[Stored data]
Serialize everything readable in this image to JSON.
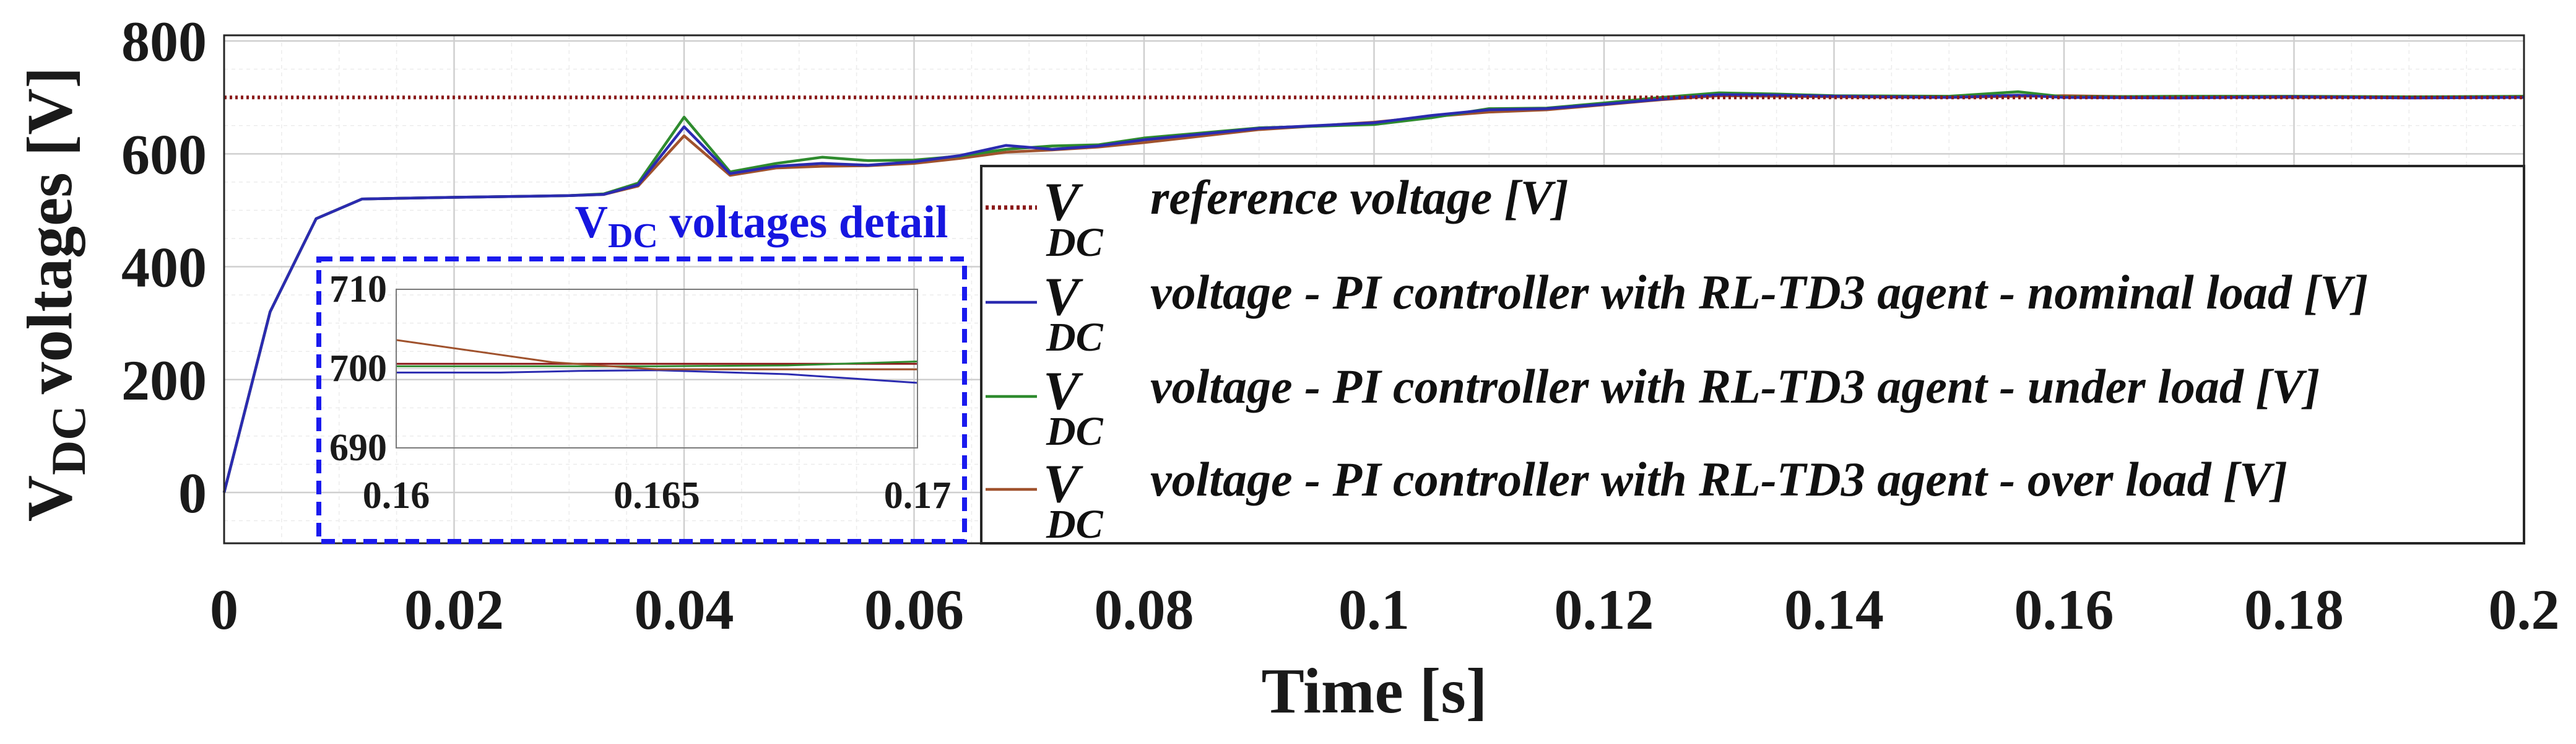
{
  "chart_data": {
    "type": "line",
    "xlabel": "Time [s]",
    "ylabel_main": "V",
    "ylabel_sub": "DC",
    "ylabel_rest": "voltages [V]",
    "xlim": [
      0,
      0.2
    ],
    "ylim": [
      -90,
      810
    ],
    "x_ticks": [
      "0",
      "0.02",
      "0.04",
      "0.06",
      "0.08",
      "0.1",
      "0.12",
      "0.14",
      "0.16",
      "0.18",
      "0.2"
    ],
    "x_tick_values": [
      0,
      0.02,
      0.04,
      0.06,
      0.08,
      0.1,
      0.12,
      0.14,
      0.16,
      0.18,
      0.2
    ],
    "y_ticks": [
      "0",
      "200",
      "400",
      "600",
      "800"
    ],
    "y_tick_values": [
      0,
      200,
      400,
      600,
      800
    ],
    "grid": true,
    "legend_position": "right",
    "series": [
      {
        "name": "reference voltage [V]",
        "legend_symbol": "V",
        "legend_sub": "DC",
        "color": "#8b1a1a",
        "style": "dotted",
        "x": [
          0,
          0.2
        ],
        "values": [
          700,
          700
        ]
      },
      {
        "name": "voltage - PI controller with RL-TD3 agent - nominal load  [V]",
        "legend_symbol": "V",
        "legend_sub": "DC",
        "color": "#2b2bb0",
        "style": "solid",
        "x": [
          0,
          0.004,
          0.008,
          0.012,
          0.02,
          0.03,
          0.033,
          0.036,
          0.04,
          0.044,
          0.048,
          0.052,
          0.056,
          0.06,
          0.064,
          0.068,
          0.072,
          0.076,
          0.08,
          0.09,
          0.1,
          0.105,
          0.11,
          0.115,
          0.12,
          0.125,
          0.13,
          0.135,
          0.14,
          0.15,
          0.156,
          0.16,
          0.17,
          0.18,
          0.19,
          0.2
        ],
        "values": [
          0,
          320,
          485,
          520,
          523,
          526,
          528,
          545,
          648,
          565,
          578,
          583,
          580,
          586,
          597,
          615,
          608,
          614,
          625,
          645,
          655,
          668,
          678,
          680,
          688,
          697,
          705,
          704,
          702,
          700,
          704,
          700,
          699,
          701,
          699,
          700
        ]
      },
      {
        "name": "voltage - PI controller with RL-TD3 agent - under load  [V]",
        "legend_symbol": "V",
        "legend_sub": "DC",
        "color": "#2e8b2e",
        "style": "solid",
        "x": [
          0,
          0.004,
          0.008,
          0.012,
          0.02,
          0.03,
          0.033,
          0.036,
          0.04,
          0.044,
          0.048,
          0.052,
          0.056,
          0.06,
          0.064,
          0.068,
          0.072,
          0.076,
          0.08,
          0.09,
          0.1,
          0.105,
          0.11,
          0.115,
          0.12,
          0.125,
          0.13,
          0.135,
          0.14,
          0.15,
          0.156,
          0.16,
          0.17,
          0.18,
          0.19,
          0.2
        ],
        "values": [
          0,
          320,
          485,
          520,
          523,
          526,
          529,
          548,
          665,
          568,
          583,
          594,
          588,
          589,
          596,
          608,
          614,
          616,
          628,
          646,
          652,
          664,
          680,
          681,
          690,
          700,
          708,
          706,
          703,
          702,
          710,
          701,
          702,
          702,
          701,
          702
        ]
      },
      {
        "name": "voltage - PI controller with RL-TD3 agent - over load  [V]",
        "legend_symbol": "V",
        "legend_sub": "DC",
        "color": "#a0522d",
        "style": "solid",
        "x": [
          0,
          0.004,
          0.008,
          0.012,
          0.02,
          0.03,
          0.033,
          0.036,
          0.04,
          0.044,
          0.048,
          0.052,
          0.056,
          0.06,
          0.064,
          0.068,
          0.072,
          0.076,
          0.08,
          0.09,
          0.1,
          0.105,
          0.11,
          0.115,
          0.12,
          0.125,
          0.13,
          0.135,
          0.14,
          0.15,
          0.156,
          0.16,
          0.17,
          0.18,
          0.19,
          0.2
        ],
        "values": [
          0,
          320,
          485,
          520,
          523,
          526,
          528,
          543,
          632,
          562,
          575,
          578,
          579,
          583,
          592,
          603,
          607,
          612,
          620,
          643,
          656,
          666,
          674,
          678,
          687,
          696,
          703,
          702,
          701,
          700,
          702,
          703,
          700,
          700,
          700,
          700
        ]
      }
    ],
    "inset": {
      "title_main": "V",
      "title_sub": "DC",
      "title_rest": " voltages detail",
      "xlim": [
        0.16,
        0.17
      ],
      "ylim": [
        690,
        710
      ],
      "x_ticks": [
        "0.16",
        "0.165",
        "0.17"
      ],
      "x_tick_values": [
        0.16,
        0.165,
        0.17
      ],
      "y_ticks": [
        "690",
        "700",
        "710"
      ],
      "y_tick_values": [
        690,
        700,
        710
      ],
      "series": [
        {
          "name": "reference",
          "color": "#8b1a1a",
          "x": [
            0.16,
            0.17
          ],
          "values": [
            700.6,
            700.6
          ]
        },
        {
          "name": "nominal load",
          "color": "#2b2bb0",
          "x": [
            0.16,
            0.162,
            0.1635,
            0.165,
            0.1675,
            0.17
          ],
          "values": [
            699.5,
            699.5,
            699.7,
            699.8,
            699.3,
            698.2
          ]
        },
        {
          "name": "under load",
          "color": "#2e8b2e",
          "x": [
            0.16,
            0.163,
            0.165,
            0.1675,
            0.17
          ],
          "values": [
            700.3,
            700.3,
            700.3,
            700.4,
            700.9
          ]
        },
        {
          "name": "over load",
          "color": "#a0522d",
          "x": [
            0.16,
            0.1615,
            0.163,
            0.165,
            0.1675,
            0.17
          ],
          "values": [
            703.6,
            702.2,
            700.8,
            699.9,
            699.9,
            699.9
          ]
        }
      ]
    }
  }
}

# [Exercise brief]
Print the complete listing exactly as it stands, without its pictures.

# [Answer in full]
Serialize everything readable in this image to JSON.
{
  "chart_data": {
    "type": "line",
    "xlabel": "Time [s]",
    "ylabel_main": "V",
    "ylabel_sub": "DC",
    "ylabel_rest": "voltages [V]",
    "xlim": [
      0,
      0.2
    ],
    "ylim": [
      -90,
      810
    ],
    "x_ticks": [
      "0",
      "0.02",
      "0.04",
      "0.06",
      "0.08",
      "0.1",
      "0.12",
      "0.14",
      "0.16",
      "0.18",
      "0.2"
    ],
    "x_tick_values": [
      0,
      0.02,
      0.04,
      0.06,
      0.08,
      0.1,
      0.12,
      0.14,
      0.16,
      0.18,
      0.2
    ],
    "y_ticks": [
      "0",
      "200",
      "400",
      "600",
      "800"
    ],
    "y_tick_values": [
      0,
      200,
      400,
      600,
      800
    ],
    "grid": true,
    "legend_position": "right",
    "series": [
      {
        "name": "reference voltage [V]",
        "legend_symbol": "V",
        "legend_sub": "DC",
        "color": "#8b1a1a",
        "style": "dotted",
        "x": [
          0,
          0.2
        ],
        "values": [
          700,
          700
        ]
      },
      {
        "name": "voltage - PI controller with RL-TD3 agent - nominal load  [V]",
        "legend_symbol": "V",
        "legend_sub": "DC",
        "color": "#2b2bb0",
        "style": "solid",
        "x": [
          0,
          0.004,
          0.008,
          0.012,
          0.02,
          0.03,
          0.033,
          0.036,
          0.04,
          0.044,
          0.048,
          0.052,
          0.056,
          0.06,
          0.064,
          0.068,
          0.072,
          0.076,
          0.08,
          0.09,
          0.1,
          0.105,
          0.11,
          0.115,
          0.12,
          0.125,
          0.13,
          0.135,
          0.14,
          0.15,
          0.156,
          0.16,
          0.17,
          0.18,
          0.19,
          0.2
        ],
        "values": [
          0,
          320,
          485,
          520,
          523,
          526,
          528,
          545,
          648,
          565,
          578,
          583,
          580,
          586,
          597,
          615,
          608,
          614,
          625,
          645,
          655,
          668,
          678,
          680,
          688,
          697,
          705,
          704,
          702,
          700,
          704,
          700,
          699,
          701,
          699,
          700
        ]
      },
      {
        "name": "voltage - PI controller with RL-TD3 agent - under load  [V]",
        "legend_symbol": "V",
        "legend_sub": "DC",
        "color": "#2e8b2e",
        "style": "solid",
        "x": [
          0,
          0.004,
          0.008,
          0.012,
          0.02,
          0.03,
          0.033,
          0.036,
          0.04,
          0.044,
          0.048,
          0.052,
          0.056,
          0.06,
          0.064,
          0.068,
          0.072,
          0.076,
          0.08,
          0.09,
          0.1,
          0.105,
          0.11,
          0.115,
          0.12,
          0.125,
          0.13,
          0.135,
          0.14,
          0.15,
          0.156,
          0.16,
          0.17,
          0.18,
          0.19,
          0.2
        ],
        "values": [
          0,
          320,
          485,
          520,
          523,
          526,
          529,
          548,
          665,
          568,
          583,
          594,
          588,
          589,
          596,
          608,
          614,
          616,
          628,
          646,
          652,
          664,
          680,
          681,
          690,
          700,
          708,
          706,
          703,
          702,
          710,
          701,
          702,
          702,
          701,
          702
        ]
      },
      {
        "name": "voltage - PI controller with RL-TD3 agent - over load  [V]",
        "legend_symbol": "V",
        "legend_sub": "DC",
        "color": "#a0522d",
        "style": "solid",
        "x": [
          0,
          0.004,
          0.008,
          0.012,
          0.02,
          0.03,
          0.033,
          0.036,
          0.04,
          0.044,
          0.048,
          0.052,
          0.056,
          0.06,
          0.064,
          0.068,
          0.072,
          0.076,
          0.08,
          0.09,
          0.1,
          0.105,
          0.11,
          0.115,
          0.12,
          0.125,
          0.13,
          0.135,
          0.14,
          0.15,
          0.156,
          0.16,
          0.17,
          0.18,
          0.19,
          0.2
        ],
        "values": [
          0,
          320,
          485,
          520,
          523,
          526,
          528,
          543,
          632,
          562,
          575,
          578,
          579,
          583,
          592,
          603,
          607,
          612,
          620,
          643,
          656,
          666,
          674,
          678,
          687,
          696,
          703,
          702,
          701,
          700,
          702,
          703,
          700,
          700,
          700,
          700
        ]
      }
    ],
    "inset": {
      "title_main": "V",
      "title_sub": "DC",
      "title_rest": " voltages detail",
      "xlim": [
        0.16,
        0.17
      ],
      "ylim": [
        690,
        710
      ],
      "x_ticks": [
        "0.16",
        "0.165",
        "0.17"
      ],
      "x_tick_values": [
        0.16,
        0.165,
        0.17
      ],
      "y_ticks": [
        "690",
        "700",
        "710"
      ],
      "y_tick_values": [
        690,
        700,
        710
      ],
      "series": [
        {
          "name": "reference",
          "color": "#8b1a1a",
          "x": [
            0.16,
            0.17
          ],
          "values": [
            700.6,
            700.6
          ]
        },
        {
          "name": "nominal load",
          "color": "#2b2bb0",
          "x": [
            0.16,
            0.162,
            0.1635,
            0.165,
            0.1675,
            0.17
          ],
          "values": [
            699.5,
            699.5,
            699.7,
            699.8,
            699.3,
            698.2
          ]
        },
        {
          "name": "under load",
          "color": "#2e8b2e",
          "x": [
            0.16,
            0.163,
            0.165,
            0.1675,
            0.17
          ],
          "values": [
            700.3,
            700.3,
            700.3,
            700.4,
            700.9
          ]
        },
        {
          "name": "over load",
          "color": "#a0522d",
          "x": [
            0.16,
            0.1615,
            0.163,
            0.165,
            0.1675,
            0.17
          ],
          "values": [
            703.6,
            702.2,
            700.8,
            699.9,
            699.9,
            699.9
          ]
        }
      ]
    }
  }
}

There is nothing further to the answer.